:: Page excerpt ::
Storage is significant for winter gas shortages period (peak shaving facilities meet the fluctuating seasonal demand for gas) (Kumar et al., 2011). LNG is generally stored in cryogenic tanks, which have pre-stressed concrete on the outside and a 9% nickel-steel inner tank to hold the LNG at -160 °C. LNG is stored in the tanks at atmospheric pressure (1 ATM). Cold insulation is provided between the outer and inner tanks to minimize heat ingress to the tank. “This would ensure that LNG can be stored in the tanks at low temperature with minimum vaporization of LNG.” (Kagaya et al., 2017). LNG can be stored in onshore tanks, floating production storage & offloading (FPSO) vessels, and floating storage units (FSU). The world receiving capacity was 851 mtpa in March 2018 and 87.7 mtpa of new capacity was under construction. Japan has 198 mtpa, the United States 129 mtpa, and South Korea 127 mtpa, and are the three largest countries. At the end of 2017, total storage capacity was 62.7 million cubic meter (mcm). The three countries with the highest storage capacity are Japan (17.4 mcm), South Korea (12.6 mcm), and China 7.1 (mcm) (IGU, 2018).

1.3.3. Transportation

LNG is transported with special LNG tankers over long distances. They have cryogenic storage tanks. At the end of 2017, 39 new tankers were built, and 478 tankers were active in the world market, with 27 of them are FSRU and three FSU. Tankers’ storage capacity is also rapidly growing, and new tankers have capacity around 170,000 cm. 106 new tankers will join the system before the end of 2020.

(29)

1.3.4. Regasification

LNG has cryogenic characteristics and must be re-gasified before it can be transported to end-users. Generally, the cold energy of LNG is absorbed by seawater during the regasification process (Lee et al., 2017). In practice, regasification is performed by gradually warming the gas back up to a temperature of over 0°C. It is done under high pressures of 60 to 100 bar, usually in a series of seawater-percolation heat exchangers, the most energy efficient technique when water of the right quality is available. Global regasification capacity is 875 mtpa (IGU, 2018). A floating regasification unit is a unique vessel capable of transporting, storing, and regasifying LNG on board. Global regasification capacity of FSRU is 84 mtpa. FSRU is the future of the regasification process and an essential part of LNG trade.

Two types of FSRU are being used in the market. The first one is converted by an LNG tanker; the second one is new production FSRUs. The conversation cost is based on the cost of the vessel plus roughly $80 million for the construction work; the construction period is 18 months. A new production vessel, on the other hand, is around $360 million and takes roughly 36 months to construct. Depending on the project’s details, companies choose either to convert old vessels or build new ones (Songhurst, 2017). Both options, in any case, are faster and cheaper than onshore terminals and more flexible. It can be relocated according to seasonable demand, so it can be useful where the natural gas needed. Floating regasification offers a flexible, cost-effective solution for smaller or seasonal markets, and can be developed in less time than an onshore facility of comparable size (Zaretskaya, 2015).

:: Exercise set ::
**a)** In the LNG excerpt, please rewrite the passage from "LNG is transported" to "end of 2020.", changing "cryogenic storage tanks" to "insulated storage tanks".
**b)** According to the LNG excerpt, how long does it take to construct a new production FSRU vessel?

:: Given data ::
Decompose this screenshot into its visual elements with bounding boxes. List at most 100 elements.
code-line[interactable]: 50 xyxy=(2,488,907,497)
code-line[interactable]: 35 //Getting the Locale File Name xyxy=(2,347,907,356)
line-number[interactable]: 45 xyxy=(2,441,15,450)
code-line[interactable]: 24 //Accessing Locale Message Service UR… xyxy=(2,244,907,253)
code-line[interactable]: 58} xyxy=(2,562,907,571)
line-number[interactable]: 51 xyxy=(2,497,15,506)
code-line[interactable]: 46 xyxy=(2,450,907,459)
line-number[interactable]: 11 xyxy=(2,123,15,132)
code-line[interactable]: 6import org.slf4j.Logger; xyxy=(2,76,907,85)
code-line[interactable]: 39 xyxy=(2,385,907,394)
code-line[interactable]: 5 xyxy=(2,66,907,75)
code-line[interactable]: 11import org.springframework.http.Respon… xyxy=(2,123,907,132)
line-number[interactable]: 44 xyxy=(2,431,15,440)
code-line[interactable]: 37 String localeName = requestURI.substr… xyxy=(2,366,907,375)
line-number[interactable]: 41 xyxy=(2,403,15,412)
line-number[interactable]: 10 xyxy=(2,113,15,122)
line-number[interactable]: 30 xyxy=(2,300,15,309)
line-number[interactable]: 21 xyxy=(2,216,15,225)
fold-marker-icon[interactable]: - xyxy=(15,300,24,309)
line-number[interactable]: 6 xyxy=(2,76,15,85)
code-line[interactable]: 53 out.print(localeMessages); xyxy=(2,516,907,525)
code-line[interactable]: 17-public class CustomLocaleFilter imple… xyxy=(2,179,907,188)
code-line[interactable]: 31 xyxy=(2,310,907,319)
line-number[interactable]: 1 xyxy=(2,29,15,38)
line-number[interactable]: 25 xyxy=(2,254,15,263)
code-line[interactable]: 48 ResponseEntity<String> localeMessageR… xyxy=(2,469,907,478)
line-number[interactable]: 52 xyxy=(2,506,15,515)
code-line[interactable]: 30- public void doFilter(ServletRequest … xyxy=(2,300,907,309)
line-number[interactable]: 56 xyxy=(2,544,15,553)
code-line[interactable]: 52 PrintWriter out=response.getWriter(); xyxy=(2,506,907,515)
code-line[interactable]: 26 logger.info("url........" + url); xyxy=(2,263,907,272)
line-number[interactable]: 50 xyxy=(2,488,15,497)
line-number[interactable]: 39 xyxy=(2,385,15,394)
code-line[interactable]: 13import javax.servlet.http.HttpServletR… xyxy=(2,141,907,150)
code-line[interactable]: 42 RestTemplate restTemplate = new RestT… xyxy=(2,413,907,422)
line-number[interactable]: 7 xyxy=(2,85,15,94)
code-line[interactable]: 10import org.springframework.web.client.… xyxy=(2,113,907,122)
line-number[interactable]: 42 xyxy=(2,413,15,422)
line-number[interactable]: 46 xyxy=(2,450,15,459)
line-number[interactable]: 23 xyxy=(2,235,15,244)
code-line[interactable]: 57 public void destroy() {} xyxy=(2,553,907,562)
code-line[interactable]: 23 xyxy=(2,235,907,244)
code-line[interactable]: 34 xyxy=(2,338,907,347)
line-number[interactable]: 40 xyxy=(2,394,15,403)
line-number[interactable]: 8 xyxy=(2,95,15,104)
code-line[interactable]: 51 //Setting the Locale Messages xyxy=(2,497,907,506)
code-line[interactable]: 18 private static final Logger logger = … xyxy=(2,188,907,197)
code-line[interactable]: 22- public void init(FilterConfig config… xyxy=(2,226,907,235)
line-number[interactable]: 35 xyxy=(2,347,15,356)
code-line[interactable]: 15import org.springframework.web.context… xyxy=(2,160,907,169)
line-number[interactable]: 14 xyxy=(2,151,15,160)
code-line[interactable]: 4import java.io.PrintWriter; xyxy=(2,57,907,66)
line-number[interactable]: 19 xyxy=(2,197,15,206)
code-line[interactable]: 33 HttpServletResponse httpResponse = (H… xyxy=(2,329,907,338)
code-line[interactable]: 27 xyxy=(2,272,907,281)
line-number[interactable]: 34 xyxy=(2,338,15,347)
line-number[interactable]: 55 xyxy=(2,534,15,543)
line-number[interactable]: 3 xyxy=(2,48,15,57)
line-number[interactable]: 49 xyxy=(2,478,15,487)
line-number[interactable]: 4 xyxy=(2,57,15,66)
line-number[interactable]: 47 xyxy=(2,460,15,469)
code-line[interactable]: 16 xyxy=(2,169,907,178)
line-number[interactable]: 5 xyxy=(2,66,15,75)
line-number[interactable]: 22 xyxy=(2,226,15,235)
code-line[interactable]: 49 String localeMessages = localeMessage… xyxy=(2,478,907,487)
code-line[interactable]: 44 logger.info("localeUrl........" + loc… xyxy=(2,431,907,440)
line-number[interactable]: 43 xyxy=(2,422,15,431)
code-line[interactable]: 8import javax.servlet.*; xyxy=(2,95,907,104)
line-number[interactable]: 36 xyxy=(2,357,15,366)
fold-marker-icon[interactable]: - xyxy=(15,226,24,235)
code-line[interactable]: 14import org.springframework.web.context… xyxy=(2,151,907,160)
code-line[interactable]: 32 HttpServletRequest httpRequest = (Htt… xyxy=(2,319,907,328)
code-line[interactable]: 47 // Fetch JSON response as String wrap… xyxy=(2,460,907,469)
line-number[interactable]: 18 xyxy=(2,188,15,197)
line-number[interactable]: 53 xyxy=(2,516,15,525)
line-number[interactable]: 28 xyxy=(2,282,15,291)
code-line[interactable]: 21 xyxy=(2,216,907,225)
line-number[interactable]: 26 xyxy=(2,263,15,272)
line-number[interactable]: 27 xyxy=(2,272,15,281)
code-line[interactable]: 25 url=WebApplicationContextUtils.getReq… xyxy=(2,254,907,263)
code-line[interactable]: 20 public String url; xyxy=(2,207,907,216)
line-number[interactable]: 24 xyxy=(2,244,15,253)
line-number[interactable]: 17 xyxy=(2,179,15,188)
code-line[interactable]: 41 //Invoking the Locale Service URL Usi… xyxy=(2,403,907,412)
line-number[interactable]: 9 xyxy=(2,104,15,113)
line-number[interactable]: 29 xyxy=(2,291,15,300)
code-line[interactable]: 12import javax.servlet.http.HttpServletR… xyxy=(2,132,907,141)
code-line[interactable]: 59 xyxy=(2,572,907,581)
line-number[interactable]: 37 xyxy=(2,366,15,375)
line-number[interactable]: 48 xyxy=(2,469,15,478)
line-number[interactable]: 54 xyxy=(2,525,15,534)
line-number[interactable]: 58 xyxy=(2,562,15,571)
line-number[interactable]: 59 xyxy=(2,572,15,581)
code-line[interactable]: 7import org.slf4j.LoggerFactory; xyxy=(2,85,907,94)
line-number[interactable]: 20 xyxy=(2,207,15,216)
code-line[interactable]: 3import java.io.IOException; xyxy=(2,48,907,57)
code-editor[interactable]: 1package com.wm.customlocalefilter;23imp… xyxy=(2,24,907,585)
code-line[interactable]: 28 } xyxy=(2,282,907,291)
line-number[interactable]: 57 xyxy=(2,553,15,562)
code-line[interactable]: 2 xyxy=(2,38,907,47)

:: Task-by-task results ::
**a)**
LNG is transported with special LNG tankers over long distances. They have insulated storage tanks. At the end of 2017, 39 new tankers were built, and 478 tankers were active in the world market, with 27 of them are FSRU and three FSU. Tankers’ storage capacity is also rapidly growing, and new tankers have capacity around 170,000 cm. 106 new tankers will join the system before the end of 2020.

**b)** Roughly 36 months.